● **Exercise directions**:
The records below are to be quoted in full; please keep every word exact.

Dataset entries
◆ ◆ ◆ ◆

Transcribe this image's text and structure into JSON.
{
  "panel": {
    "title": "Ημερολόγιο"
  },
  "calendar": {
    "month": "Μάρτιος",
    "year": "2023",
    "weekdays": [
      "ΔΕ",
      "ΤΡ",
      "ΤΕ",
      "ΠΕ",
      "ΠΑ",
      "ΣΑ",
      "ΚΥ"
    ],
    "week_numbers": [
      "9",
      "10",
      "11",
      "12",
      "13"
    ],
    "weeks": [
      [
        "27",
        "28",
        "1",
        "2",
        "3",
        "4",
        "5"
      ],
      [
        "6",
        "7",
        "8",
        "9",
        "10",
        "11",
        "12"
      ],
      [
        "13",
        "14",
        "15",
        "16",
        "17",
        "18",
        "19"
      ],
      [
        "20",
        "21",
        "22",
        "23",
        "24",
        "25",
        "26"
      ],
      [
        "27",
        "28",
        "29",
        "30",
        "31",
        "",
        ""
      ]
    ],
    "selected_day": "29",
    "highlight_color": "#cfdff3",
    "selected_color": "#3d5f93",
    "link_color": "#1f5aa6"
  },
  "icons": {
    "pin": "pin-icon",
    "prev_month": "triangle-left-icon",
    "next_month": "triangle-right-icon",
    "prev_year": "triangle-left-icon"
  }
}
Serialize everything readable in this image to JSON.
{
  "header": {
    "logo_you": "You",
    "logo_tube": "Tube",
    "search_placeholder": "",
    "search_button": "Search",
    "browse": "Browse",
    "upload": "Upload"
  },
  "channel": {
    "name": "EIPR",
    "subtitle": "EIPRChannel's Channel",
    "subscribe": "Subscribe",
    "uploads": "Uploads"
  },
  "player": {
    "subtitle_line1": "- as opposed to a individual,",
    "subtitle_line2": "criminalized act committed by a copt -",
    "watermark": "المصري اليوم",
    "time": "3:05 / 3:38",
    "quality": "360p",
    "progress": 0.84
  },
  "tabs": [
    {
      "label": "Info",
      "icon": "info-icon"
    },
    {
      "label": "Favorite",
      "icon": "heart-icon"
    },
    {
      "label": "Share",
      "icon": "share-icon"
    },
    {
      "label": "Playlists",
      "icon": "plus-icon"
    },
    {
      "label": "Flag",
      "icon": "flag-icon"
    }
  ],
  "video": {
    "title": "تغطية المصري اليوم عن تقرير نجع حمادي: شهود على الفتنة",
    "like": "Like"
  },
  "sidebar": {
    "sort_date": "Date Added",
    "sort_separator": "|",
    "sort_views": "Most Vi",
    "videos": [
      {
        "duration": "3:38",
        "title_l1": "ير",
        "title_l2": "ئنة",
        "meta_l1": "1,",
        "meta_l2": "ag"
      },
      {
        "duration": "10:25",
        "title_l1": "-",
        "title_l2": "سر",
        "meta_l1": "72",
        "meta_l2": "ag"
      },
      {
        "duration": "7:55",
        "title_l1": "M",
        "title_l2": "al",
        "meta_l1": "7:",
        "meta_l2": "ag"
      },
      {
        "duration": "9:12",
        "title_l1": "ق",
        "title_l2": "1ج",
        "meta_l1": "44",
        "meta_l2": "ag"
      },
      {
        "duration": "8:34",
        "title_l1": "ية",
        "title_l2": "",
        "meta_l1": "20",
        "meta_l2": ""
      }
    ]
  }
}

◆ ◆ ◆ ◆

● **Completed task**:
Transcribe this image's text and structure into JSON.
{
  "panel": {
    "title": "Ημερολόγιο"
  },
  "calendar": {
    "month": "Μάρτιος",
    "year": "2023",
    "weekdays": [
      "ΔΕ",
      "ΤΡ",
      "ΤΕ",
      "ΠΕ",
      "ΠΑ",
      "ΣΑ",
      "ΚΥ"
    ],
    "week_numbers": [
      "9",
      "10",
      "11",
      "12",
      "13"
    ],
    "weeks": [
      [
        "27",
        "28",
        "1",
        "2",
        "3",
        "4",
        "5"
      ],
      [
        "6",
        "7",
        "8",
        "9",
        "10",
        "11",
        "12"
      ],
      [
        "13",
        "14",
        "15",
        "16",
        "17",
        "18",
        "19"
      ],
      [
        "20",
        "21",
        "22",
        "23",
        "24",
        "25",
        "26"
      ],
      [
        "27",
        "28",
        "29",
        "30",
        "31",
        "",
        ""
      ]
    ],
    "selected_day": "29",
    "highlight_color": "#cfdff3",
    "selected_color": "#3d5f93",
    "link_color": "#1f5aa6"
  },
  "icons": {
    "pin": "pin-icon",
    "prev_month": "triangle-left-icon",
    "next_month": "triangle-right-icon",
    "prev_year": "triangle-left-icon"
  }
}
Serialize everything readable in this image to JSON.
{
  "header": {
    "logo_you": "You",
    "logo_tube": "Tube",
    "search_placeholder": "",
    "search_button": "Search",
    "browse": "Browse",
    "upload": "Upload"
  },
  "channel": {
    "name": "EIPR",
    "subtitle": "EIPRChannel's Channel",
    "subscribe": "Subscribe",
    "uploads": "Uploads"
  },
  "player": {
    "subtitle_line1": "- as opposed to a individual,",
    "subtitle_line2": "criminalized act committed by a copt -",
    "watermark": "المصري اليوم",
    "time": "3:05 / 3:38",
    "quality": "360p",
    "progress": 0.84
  },
  "tabs": [
    {
      "label": "Info",
      "icon": "info-icon"
    },
    {
      "label": "Favorite",
      "icon": "heart-icon"
    },
    {
      "label": "Share",
      "icon": "share-icon"
    },
    {
      "label": "Playlists",
      "icon": "plus-icon"
    },
    {
      "label": "Flag",
      "icon": "flag-icon"
    }
  ],
  "video": {
    "title": "تغطية المصري اليوم عن تقرير نجع حمادي: شهود على الفتنة",
    "like": "Like"
  },
  "sidebar": {
    "sort_date": "Date Added",
    "sort_separator": "|",
    "sort_views": "Most Vi",
    "videos": [
      {
        "duration": "3:38",
        "title_l1": "ير",
        "title_l2": "ئنة",
        "meta_l1": "1,",
        "meta_l2": "ag"
      },
      {
        "duration": "10:25",
        "title_l1": "-",
        "title_l2": "سر",
        "meta_l1": "72",
        "meta_l2": "ag"
      },
      {
        "duration": "7:55",
        "title_l1": "M",
        "title_l2": "al",
        "meta_l1": "7:",
        "meta_l2": "ag"
      },
      {
        "duration": "9:12",
        "title_l1": "ق",
        "title_l2": "1ج",
        "meta_l1": "44",
        "meta_l2": "ag"
      },
      {
        "duration": "8:34",
        "title_l1": "ية",
        "title_l2": "",
        "meta_l1": "20",
        "meta_l2": ""
      }
    ]
  }
}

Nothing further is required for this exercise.